— START —

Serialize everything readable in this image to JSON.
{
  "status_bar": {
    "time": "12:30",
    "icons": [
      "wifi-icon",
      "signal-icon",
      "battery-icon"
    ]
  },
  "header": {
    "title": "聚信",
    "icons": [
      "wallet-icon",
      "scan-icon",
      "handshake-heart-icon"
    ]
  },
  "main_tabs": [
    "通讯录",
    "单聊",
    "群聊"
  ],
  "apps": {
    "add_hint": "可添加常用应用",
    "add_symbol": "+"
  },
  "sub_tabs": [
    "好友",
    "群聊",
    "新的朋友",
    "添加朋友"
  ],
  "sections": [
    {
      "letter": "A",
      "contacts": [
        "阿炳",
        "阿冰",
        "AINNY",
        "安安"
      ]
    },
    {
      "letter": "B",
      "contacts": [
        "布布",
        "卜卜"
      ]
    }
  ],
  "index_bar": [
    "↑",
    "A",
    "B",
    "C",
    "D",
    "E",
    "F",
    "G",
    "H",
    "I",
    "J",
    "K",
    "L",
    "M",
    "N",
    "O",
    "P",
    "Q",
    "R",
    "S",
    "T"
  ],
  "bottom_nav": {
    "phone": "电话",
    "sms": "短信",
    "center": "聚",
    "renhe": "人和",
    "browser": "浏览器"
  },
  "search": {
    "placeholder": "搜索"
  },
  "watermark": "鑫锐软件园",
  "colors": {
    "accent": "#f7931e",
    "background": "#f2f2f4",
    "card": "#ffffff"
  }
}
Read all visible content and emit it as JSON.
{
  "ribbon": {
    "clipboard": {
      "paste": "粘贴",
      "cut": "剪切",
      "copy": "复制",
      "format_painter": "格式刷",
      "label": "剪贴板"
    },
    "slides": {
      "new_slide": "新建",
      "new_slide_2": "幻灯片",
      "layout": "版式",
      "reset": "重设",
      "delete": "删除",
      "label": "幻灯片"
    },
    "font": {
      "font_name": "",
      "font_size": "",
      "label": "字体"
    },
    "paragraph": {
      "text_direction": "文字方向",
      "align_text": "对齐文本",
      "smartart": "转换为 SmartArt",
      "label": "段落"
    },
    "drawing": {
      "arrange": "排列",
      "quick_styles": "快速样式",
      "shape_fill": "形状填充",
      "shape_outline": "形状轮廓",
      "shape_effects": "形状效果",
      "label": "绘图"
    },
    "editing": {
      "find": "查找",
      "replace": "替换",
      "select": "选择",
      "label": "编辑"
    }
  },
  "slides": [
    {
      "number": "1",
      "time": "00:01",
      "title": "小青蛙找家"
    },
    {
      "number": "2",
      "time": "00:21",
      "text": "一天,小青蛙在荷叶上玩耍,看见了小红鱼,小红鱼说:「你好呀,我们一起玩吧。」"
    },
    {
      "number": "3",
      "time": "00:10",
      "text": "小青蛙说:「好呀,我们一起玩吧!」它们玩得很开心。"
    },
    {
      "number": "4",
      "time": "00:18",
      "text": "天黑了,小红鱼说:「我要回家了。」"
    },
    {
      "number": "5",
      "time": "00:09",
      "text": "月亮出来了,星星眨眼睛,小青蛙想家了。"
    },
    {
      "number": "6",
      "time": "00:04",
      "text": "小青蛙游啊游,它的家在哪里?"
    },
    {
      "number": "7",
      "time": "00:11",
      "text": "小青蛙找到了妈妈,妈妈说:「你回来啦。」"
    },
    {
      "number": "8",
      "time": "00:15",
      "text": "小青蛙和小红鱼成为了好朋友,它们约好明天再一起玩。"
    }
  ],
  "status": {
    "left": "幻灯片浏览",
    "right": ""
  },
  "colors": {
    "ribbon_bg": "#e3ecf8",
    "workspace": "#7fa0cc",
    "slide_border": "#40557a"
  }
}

— END —

Task instructions: Set down the entries above again, word for word.

Solution to this exercise:
Serialize everything readable in this image to JSON.
{
  "status_bar": {
    "time": "12:30",
    "icons": [
      "wifi-icon",
      "signal-icon",
      "battery-icon"
    ]
  },
  "header": {
    "title": "聚信",
    "icons": [
      "wallet-icon",
      "scan-icon",
      "handshake-heart-icon"
    ]
  },
  "main_tabs": [
    "通讯录",
    "单聊",
    "群聊"
  ],
  "apps": {
    "add_hint": "可添加常用应用",
    "add_symbol": "+"
  },
  "sub_tabs": [
    "好友",
    "群聊",
    "新的朋友",
    "添加朋友"
  ],
  "sections": [
    {
      "letter": "A",
      "contacts": [
        "阿炳",
        "阿冰",
        "AINNY",
        "安安"
      ]
    },
    {
      "letter": "B",
      "contacts": [
        "布布",
        "卜卜"
      ]
    }
  ],
  "index_bar": [
    "↑",
    "A",
    "B",
    "C",
    "D",
    "E",
    "F",
    "G",
    "H",
    "I",
    "J",
    "K",
    "L",
    "M",
    "N",
    "O",
    "P",
    "Q",
    "R",
    "S",
    "T"
  ],
  "bottom_nav": {
    "phone": "电话",
    "sms": "短信",
    "center": "聚",
    "renhe": "人和",
    "browser": "浏览器"
  },
  "search": {
    "placeholder": "搜索"
  },
  "watermark": "鑫锐软件园",
  "colors": {
    "accent": "#f7931e",
    "background": "#f2f2f4",
    "card": "#ffffff"
  }
}
Read all visible content and emit it as JSON.
{
  "ribbon": {
    "clipboard": {
      "paste": "粘贴",
      "cut": "剪切",
      "copy": "复制",
      "format_painter": "格式刷",
      "label": "剪贴板"
    },
    "slides": {
      "new_slide": "新建",
      "new_slide_2": "幻灯片",
      "layout": "版式",
      "reset": "重设",
      "delete": "删除",
      "label": "幻灯片"
    },
    "font": {
      "font_name": "",
      "font_size": "",
      "label": "字体"
    },
    "paragraph": {
      "text_direction": "文字方向",
      "align_text": "对齐文本",
      "smartart": "转换为 SmartArt",
      "label": "段落"
    },
    "drawing": {
      "arrange": "排列",
      "quick_styles": "快速样式",
      "shape_fill": "形状填充",
      "shape_outline": "形状轮廓",
      "shape_effects": "形状效果",
      "label": "绘图"
    },
    "editing": {
      "find": "查找",
      "replace": "替换",
      "select": "选择",
      "label": "编辑"
    }
  },
  "slides": [
    {
      "number": "1",
      "time": "00:01",
      "title": "小青蛙找家"
    },
    {
      "number": "2",
      "time": "00:21",
      "text": "一天,小青蛙在荷叶上玩耍,看见了小红鱼,小红鱼说:「你好呀,我们一起玩吧。」"
    },
    {
      "number": "3",
      "time": "00:10",
      "text": "小青蛙说:「好呀,我们一起玩吧!」它们玩得很开心。"
    },
    {
      "number": "4",
      "time": "00:18",
      "text": "天黑了,小红鱼说:「我要回家了。」"
    },
    {
      "number": "5",
      "time": "00:09",
      "text": "月亮出来了,星星眨眼睛,小青蛙想家了。"
    },
    {
      "number": "6",
      "time": "00:04",
      "text": "小青蛙游啊游,它的家在哪里?"
    },
    {
      "number": "7",
      "time": "00:11",
      "text": "小青蛙找到了妈妈,妈妈说:「你回来啦。」"
    },
    {
      "number": "8",
      "time": "00:15",
      "text": "小青蛙和小红鱼成为了好朋友,它们约好明天再一起玩。"
    }
  ],
  "status": {
    "left": "幻灯片浏览",
    "right": ""
  },
  "colors": {
    "ribbon_bg": "#e3ecf8",
    "workspace": "#7fa0cc",
    "slide_border": "#40557a"
  }
}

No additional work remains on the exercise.